Direction:
For the entries that follow, tally the lines holding the string "arrow". Give the total and nothing else.

Records from a data collection:

#####

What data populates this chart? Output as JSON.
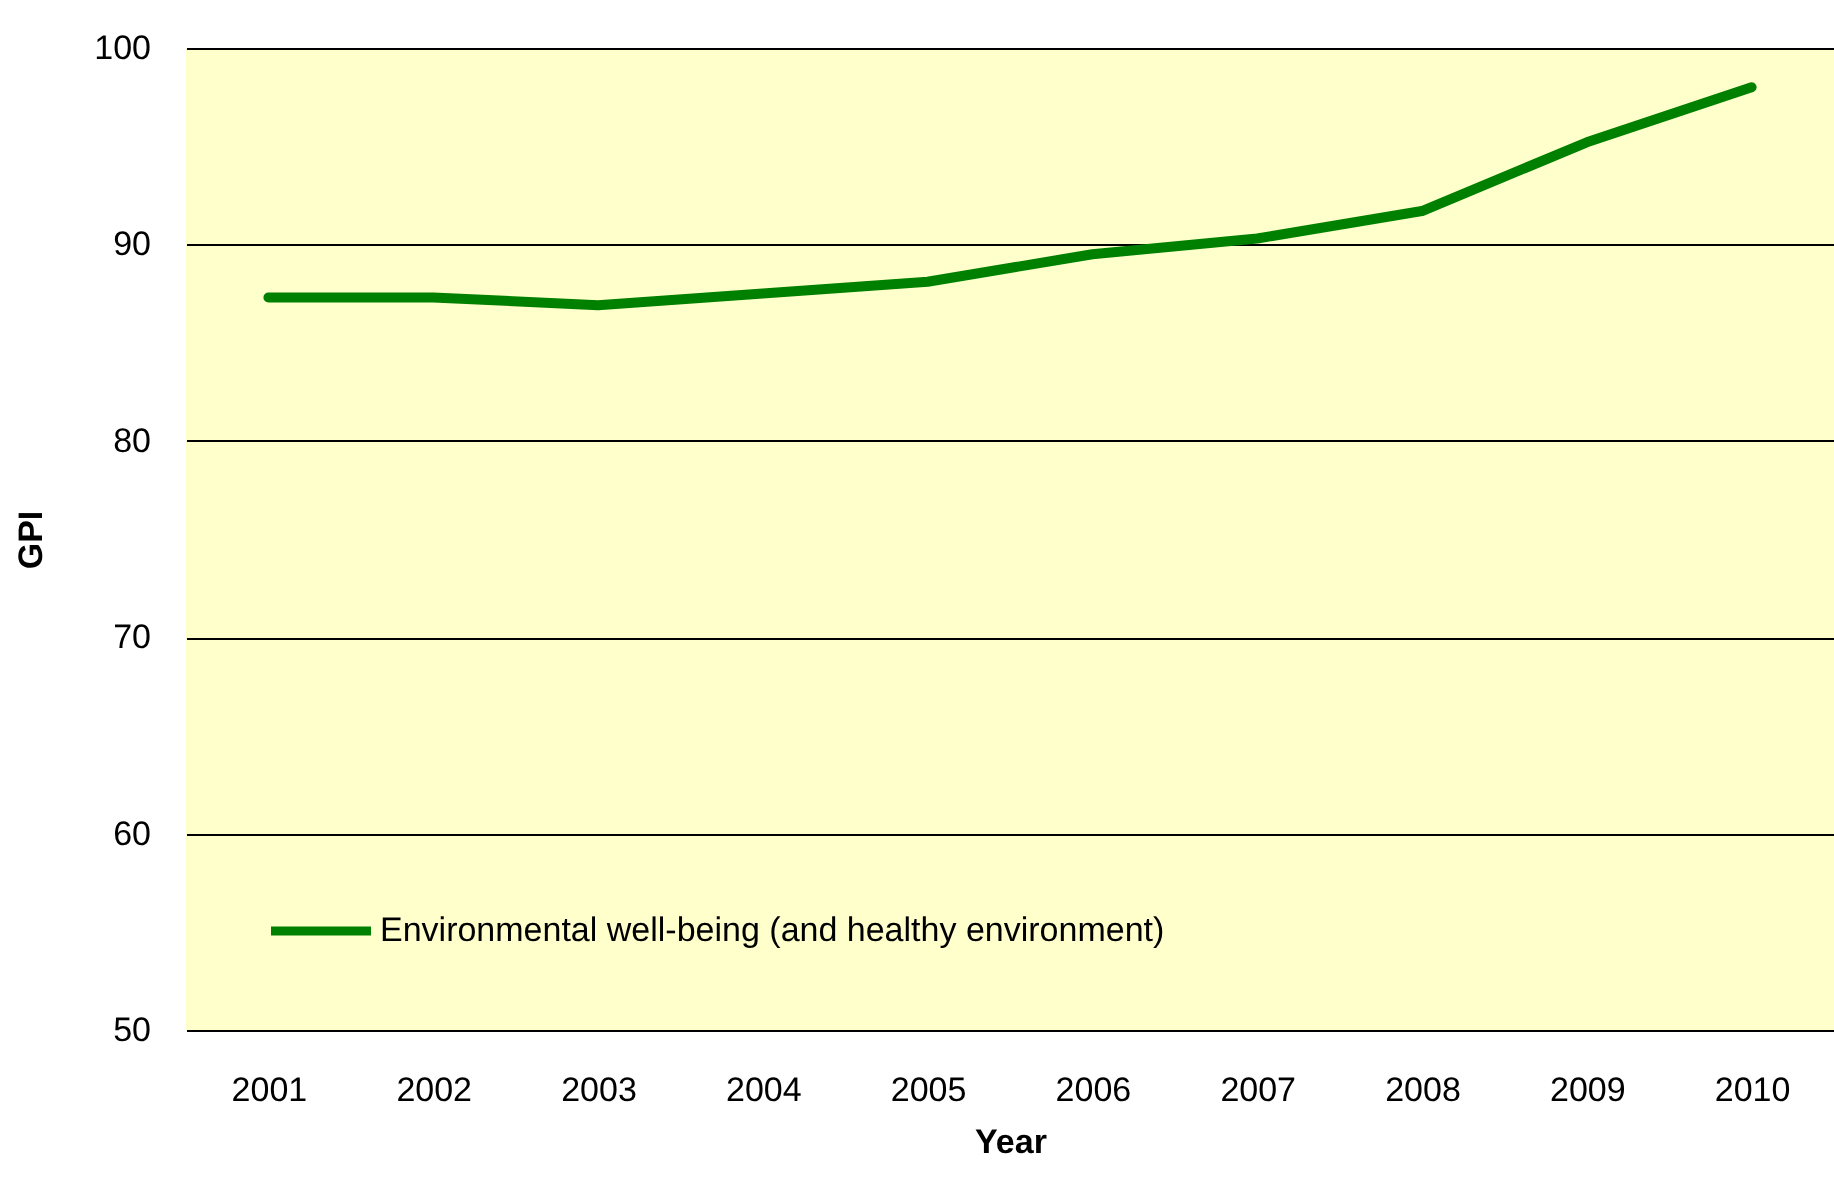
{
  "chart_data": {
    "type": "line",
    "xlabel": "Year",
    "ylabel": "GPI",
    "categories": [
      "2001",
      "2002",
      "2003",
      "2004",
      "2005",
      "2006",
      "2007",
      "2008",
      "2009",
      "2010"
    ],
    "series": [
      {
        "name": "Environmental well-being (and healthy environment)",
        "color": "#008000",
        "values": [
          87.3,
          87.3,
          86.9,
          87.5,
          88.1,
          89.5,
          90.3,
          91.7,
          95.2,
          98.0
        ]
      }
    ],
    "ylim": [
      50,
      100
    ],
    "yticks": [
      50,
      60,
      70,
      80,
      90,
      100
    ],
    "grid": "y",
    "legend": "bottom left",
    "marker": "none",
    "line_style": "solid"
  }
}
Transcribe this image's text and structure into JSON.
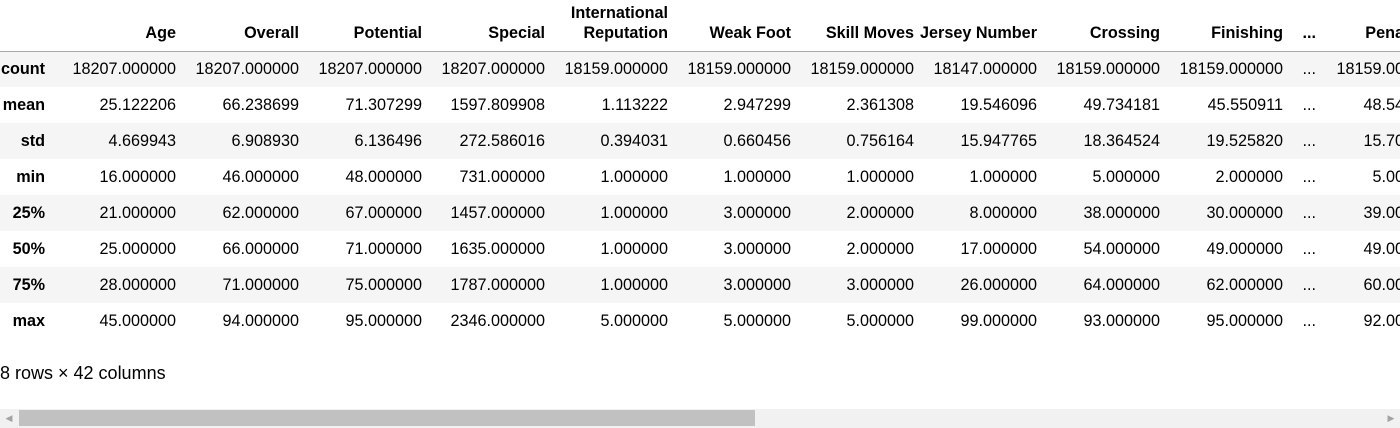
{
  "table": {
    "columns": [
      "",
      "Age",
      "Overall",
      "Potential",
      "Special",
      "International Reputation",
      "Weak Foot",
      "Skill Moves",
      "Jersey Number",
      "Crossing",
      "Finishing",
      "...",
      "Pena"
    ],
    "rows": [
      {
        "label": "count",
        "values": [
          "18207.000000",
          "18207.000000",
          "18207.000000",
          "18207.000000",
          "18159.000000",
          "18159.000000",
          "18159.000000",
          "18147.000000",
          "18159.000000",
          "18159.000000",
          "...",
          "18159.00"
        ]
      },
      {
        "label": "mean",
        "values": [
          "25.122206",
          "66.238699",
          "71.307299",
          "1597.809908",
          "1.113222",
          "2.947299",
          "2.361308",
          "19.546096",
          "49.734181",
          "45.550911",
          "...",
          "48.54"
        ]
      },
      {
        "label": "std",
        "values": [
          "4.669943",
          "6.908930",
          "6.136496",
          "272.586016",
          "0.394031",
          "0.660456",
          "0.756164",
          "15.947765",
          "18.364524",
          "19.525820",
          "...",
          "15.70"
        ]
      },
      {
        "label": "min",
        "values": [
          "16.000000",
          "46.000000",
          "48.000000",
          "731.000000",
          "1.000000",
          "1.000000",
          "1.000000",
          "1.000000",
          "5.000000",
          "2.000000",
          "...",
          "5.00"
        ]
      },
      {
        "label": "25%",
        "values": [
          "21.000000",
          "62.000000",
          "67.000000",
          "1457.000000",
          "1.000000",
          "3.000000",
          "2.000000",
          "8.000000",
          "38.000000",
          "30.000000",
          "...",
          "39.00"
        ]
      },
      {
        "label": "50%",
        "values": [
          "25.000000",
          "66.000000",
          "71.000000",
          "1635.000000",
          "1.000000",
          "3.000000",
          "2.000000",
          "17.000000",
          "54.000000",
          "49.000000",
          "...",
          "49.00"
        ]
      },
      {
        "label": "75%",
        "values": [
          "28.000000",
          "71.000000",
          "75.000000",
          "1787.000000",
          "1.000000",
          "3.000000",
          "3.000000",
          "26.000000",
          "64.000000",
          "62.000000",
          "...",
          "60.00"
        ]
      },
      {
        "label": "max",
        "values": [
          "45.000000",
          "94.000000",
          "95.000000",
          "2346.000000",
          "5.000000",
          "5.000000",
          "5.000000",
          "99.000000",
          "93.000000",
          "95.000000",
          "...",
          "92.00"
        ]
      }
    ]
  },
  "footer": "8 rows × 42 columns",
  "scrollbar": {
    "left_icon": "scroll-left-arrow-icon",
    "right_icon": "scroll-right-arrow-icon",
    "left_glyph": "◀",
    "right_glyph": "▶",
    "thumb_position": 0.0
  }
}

#####

Solution to this problem:
2